What the task asks ::
Gather up all lines that carry the word "нема".

Dataset content ::
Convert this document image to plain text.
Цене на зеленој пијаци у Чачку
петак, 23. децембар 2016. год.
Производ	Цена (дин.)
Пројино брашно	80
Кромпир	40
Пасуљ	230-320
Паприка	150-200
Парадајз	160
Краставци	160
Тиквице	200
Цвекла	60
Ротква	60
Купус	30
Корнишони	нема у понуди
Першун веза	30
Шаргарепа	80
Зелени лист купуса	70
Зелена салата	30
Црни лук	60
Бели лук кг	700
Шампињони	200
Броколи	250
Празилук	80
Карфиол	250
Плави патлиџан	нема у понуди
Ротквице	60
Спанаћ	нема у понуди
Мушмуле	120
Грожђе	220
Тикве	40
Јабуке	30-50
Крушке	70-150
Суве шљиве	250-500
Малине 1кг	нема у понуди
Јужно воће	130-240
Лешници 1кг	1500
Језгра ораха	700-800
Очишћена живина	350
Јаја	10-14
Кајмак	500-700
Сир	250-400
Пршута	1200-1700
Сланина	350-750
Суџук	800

Written answer ::
Корнишони	нема у понуди
Плави патлиџан	нема у понуди
Спанаћ	нема у понуди
Малине 1кг	нема у понуди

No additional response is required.